Collection entries
▶
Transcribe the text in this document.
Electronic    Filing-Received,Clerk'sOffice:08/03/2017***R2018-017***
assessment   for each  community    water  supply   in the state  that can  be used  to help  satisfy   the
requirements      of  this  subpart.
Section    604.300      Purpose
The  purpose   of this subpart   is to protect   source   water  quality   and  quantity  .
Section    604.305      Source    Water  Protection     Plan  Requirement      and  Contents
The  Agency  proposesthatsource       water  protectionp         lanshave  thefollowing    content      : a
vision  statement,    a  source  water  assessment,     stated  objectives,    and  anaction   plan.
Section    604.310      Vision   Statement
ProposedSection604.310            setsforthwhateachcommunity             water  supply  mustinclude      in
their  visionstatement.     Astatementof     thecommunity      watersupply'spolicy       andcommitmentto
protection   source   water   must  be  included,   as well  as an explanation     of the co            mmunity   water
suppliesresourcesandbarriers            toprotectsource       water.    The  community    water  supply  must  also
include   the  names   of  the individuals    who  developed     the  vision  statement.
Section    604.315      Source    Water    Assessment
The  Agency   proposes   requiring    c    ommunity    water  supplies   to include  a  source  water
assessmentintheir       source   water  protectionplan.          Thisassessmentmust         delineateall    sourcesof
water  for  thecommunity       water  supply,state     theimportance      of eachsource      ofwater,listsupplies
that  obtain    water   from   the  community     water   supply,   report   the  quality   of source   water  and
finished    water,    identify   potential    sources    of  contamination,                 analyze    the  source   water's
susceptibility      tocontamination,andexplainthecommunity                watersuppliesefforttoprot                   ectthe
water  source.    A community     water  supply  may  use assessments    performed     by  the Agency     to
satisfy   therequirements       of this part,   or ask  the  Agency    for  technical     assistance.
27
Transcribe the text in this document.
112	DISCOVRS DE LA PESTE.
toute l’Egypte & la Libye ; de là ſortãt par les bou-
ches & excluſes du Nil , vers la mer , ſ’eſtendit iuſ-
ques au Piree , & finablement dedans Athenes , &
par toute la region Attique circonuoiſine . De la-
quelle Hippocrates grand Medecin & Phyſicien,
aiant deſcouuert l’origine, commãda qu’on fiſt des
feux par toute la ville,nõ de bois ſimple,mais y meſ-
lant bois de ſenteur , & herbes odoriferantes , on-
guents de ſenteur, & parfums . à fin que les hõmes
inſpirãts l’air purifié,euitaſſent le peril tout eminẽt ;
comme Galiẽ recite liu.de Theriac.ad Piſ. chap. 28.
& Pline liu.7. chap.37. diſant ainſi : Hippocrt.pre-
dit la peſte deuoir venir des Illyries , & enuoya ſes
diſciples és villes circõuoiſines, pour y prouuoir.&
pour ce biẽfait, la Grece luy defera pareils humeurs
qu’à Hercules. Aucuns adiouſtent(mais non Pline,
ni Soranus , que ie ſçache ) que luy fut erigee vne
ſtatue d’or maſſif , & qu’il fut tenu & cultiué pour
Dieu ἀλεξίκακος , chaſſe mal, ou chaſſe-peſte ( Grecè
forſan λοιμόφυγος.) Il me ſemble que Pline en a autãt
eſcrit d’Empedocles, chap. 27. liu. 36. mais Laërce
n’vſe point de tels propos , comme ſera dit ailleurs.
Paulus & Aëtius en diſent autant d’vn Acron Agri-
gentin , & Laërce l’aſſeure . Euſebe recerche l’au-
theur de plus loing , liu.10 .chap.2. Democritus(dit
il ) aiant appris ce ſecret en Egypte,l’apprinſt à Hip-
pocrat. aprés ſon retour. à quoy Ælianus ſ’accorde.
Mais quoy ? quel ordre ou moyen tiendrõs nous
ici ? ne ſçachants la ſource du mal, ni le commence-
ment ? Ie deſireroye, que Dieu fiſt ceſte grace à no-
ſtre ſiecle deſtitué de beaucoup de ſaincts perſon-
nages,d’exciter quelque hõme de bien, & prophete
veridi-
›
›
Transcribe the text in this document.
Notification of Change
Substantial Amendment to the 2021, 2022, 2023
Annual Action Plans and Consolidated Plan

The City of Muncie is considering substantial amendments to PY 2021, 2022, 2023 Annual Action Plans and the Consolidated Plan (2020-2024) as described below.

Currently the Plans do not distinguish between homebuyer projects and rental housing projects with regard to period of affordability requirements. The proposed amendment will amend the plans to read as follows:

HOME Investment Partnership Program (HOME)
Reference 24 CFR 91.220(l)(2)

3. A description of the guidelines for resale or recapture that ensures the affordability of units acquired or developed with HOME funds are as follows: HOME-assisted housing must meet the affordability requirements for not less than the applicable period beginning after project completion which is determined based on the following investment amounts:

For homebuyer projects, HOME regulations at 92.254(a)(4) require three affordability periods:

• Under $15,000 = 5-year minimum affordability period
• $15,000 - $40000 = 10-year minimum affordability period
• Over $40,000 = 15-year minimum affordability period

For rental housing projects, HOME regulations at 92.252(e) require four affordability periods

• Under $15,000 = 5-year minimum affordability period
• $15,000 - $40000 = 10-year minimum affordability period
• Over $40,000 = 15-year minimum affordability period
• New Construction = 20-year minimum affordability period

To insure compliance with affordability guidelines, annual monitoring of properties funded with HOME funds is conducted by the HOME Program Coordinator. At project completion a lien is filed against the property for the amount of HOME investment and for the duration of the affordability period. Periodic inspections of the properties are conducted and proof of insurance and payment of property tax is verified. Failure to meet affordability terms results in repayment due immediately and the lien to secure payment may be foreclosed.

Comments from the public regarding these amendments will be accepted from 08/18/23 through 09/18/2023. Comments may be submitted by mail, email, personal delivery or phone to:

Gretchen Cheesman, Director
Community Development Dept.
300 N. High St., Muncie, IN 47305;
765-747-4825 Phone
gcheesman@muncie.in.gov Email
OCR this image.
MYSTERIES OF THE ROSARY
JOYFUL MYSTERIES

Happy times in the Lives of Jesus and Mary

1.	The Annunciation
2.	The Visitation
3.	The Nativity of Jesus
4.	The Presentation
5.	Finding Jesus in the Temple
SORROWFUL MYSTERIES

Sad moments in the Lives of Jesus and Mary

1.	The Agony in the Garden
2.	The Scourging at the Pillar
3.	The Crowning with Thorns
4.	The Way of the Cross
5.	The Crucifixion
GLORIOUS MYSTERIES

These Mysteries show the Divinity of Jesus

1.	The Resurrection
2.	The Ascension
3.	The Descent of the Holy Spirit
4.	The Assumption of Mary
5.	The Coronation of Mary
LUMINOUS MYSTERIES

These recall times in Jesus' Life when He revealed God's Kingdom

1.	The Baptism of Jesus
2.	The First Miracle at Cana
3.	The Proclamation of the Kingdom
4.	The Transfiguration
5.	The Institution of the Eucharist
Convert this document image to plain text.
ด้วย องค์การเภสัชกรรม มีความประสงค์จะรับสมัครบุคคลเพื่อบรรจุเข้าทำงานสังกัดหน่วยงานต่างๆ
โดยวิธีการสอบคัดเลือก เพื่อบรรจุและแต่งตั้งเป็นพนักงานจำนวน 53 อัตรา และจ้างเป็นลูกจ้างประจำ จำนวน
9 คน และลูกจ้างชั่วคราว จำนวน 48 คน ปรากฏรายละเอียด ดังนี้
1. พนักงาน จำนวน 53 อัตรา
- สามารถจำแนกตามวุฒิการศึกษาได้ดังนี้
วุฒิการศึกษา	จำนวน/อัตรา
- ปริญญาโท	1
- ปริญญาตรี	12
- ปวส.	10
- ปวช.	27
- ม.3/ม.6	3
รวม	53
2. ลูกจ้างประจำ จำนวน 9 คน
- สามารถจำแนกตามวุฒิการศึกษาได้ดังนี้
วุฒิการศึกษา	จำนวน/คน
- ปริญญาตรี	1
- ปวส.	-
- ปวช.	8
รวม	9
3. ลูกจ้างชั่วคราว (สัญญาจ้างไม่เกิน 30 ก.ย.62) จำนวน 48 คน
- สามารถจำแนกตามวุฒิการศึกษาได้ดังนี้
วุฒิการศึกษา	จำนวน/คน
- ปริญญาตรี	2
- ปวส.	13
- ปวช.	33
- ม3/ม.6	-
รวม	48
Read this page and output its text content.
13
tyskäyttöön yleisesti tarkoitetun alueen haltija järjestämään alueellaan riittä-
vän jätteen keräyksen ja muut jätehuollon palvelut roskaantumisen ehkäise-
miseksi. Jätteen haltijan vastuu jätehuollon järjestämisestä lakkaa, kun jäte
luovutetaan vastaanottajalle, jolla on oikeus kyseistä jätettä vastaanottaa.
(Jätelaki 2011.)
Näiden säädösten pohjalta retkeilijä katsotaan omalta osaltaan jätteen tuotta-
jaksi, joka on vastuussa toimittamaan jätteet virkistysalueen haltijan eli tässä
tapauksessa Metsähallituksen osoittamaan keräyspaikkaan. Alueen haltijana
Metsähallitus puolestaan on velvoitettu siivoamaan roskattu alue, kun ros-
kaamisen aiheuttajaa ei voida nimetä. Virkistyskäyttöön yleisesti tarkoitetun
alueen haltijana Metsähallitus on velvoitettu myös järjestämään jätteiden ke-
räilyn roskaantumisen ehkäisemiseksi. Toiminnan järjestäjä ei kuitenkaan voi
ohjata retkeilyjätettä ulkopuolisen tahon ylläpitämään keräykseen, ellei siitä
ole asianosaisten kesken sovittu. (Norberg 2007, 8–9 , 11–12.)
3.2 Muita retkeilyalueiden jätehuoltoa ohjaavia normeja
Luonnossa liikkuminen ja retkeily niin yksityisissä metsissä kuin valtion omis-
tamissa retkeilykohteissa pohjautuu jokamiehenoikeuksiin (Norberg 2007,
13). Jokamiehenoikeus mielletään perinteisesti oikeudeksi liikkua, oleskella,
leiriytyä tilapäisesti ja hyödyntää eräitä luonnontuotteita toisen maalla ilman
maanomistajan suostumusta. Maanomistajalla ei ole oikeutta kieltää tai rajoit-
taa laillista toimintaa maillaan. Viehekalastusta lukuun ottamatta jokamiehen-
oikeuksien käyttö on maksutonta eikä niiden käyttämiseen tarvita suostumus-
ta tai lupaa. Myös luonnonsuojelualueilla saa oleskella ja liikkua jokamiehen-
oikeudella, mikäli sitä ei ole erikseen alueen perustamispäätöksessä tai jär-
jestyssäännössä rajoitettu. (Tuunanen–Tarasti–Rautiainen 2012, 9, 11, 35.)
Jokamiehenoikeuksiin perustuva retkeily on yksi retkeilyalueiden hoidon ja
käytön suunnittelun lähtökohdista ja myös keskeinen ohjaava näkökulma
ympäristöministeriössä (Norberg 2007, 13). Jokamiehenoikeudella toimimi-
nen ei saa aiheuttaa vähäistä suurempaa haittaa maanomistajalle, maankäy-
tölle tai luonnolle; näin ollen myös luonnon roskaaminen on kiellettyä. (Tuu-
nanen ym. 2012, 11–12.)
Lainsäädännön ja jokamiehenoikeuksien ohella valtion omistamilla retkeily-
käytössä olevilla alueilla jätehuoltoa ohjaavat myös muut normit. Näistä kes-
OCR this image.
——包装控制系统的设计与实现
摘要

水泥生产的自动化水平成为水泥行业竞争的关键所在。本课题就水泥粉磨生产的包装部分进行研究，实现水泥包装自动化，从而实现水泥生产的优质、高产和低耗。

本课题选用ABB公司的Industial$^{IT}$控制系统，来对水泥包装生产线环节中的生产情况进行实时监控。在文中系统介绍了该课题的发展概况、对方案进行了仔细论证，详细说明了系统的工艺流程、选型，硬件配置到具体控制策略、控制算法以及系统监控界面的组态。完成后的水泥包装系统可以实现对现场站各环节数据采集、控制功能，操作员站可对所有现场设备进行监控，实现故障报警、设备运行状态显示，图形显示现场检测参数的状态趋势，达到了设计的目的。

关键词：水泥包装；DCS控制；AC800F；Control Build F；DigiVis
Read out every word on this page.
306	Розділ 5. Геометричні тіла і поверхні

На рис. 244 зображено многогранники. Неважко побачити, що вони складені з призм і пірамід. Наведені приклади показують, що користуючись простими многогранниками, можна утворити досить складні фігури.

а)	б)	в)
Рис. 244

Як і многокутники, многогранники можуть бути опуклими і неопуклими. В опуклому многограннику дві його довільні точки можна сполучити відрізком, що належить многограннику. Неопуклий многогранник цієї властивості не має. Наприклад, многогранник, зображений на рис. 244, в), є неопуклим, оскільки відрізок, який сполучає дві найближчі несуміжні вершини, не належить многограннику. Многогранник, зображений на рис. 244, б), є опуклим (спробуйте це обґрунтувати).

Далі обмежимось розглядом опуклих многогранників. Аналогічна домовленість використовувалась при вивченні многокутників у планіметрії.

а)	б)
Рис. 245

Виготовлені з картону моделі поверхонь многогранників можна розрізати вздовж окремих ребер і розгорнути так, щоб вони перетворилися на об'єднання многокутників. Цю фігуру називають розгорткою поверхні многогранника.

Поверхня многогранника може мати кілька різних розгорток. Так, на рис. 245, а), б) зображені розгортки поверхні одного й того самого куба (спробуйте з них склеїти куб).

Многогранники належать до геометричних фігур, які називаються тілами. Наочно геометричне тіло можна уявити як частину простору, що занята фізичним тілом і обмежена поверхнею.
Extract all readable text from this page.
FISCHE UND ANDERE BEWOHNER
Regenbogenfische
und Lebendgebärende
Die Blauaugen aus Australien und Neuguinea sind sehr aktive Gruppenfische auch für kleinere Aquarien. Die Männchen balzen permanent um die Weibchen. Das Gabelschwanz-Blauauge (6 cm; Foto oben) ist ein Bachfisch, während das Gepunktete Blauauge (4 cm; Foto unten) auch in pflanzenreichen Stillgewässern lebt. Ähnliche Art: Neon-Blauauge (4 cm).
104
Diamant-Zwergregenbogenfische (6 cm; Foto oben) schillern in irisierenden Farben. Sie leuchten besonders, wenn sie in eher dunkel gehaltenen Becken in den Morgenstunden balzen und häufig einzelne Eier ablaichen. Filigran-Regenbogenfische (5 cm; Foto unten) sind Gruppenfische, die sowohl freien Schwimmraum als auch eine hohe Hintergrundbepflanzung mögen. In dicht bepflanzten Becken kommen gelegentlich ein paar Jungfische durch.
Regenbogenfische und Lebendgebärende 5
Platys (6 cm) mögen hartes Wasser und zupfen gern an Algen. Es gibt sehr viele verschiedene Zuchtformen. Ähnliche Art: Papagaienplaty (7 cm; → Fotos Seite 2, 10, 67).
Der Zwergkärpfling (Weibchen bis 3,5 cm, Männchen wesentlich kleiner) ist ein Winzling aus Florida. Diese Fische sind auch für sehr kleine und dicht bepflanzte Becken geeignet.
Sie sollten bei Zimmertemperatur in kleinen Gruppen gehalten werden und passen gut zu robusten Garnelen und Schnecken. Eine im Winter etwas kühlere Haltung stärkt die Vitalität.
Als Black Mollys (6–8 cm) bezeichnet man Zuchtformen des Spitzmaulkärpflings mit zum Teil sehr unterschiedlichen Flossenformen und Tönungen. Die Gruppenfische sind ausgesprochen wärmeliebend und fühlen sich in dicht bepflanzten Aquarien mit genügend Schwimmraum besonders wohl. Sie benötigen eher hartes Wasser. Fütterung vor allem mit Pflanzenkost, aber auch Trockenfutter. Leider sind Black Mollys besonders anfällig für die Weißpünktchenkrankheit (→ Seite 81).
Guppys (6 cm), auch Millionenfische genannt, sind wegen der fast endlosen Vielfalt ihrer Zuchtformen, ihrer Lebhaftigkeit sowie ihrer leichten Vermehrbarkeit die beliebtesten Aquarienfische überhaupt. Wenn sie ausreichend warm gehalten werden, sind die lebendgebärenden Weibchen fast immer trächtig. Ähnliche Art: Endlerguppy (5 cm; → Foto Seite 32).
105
◀
| THE PROBLEM |
Check each line of the entries for the string "yleisesti". Copy the lines that have it.

| REPLY |
tyskäyttöön yleisesti tarkoitetun alueen haltija järjestämään alueellaan riittä-
kaamisen aiheuttajaa ei voida nimetä. Virkistyskäyttöön yleisesti tarkoitetun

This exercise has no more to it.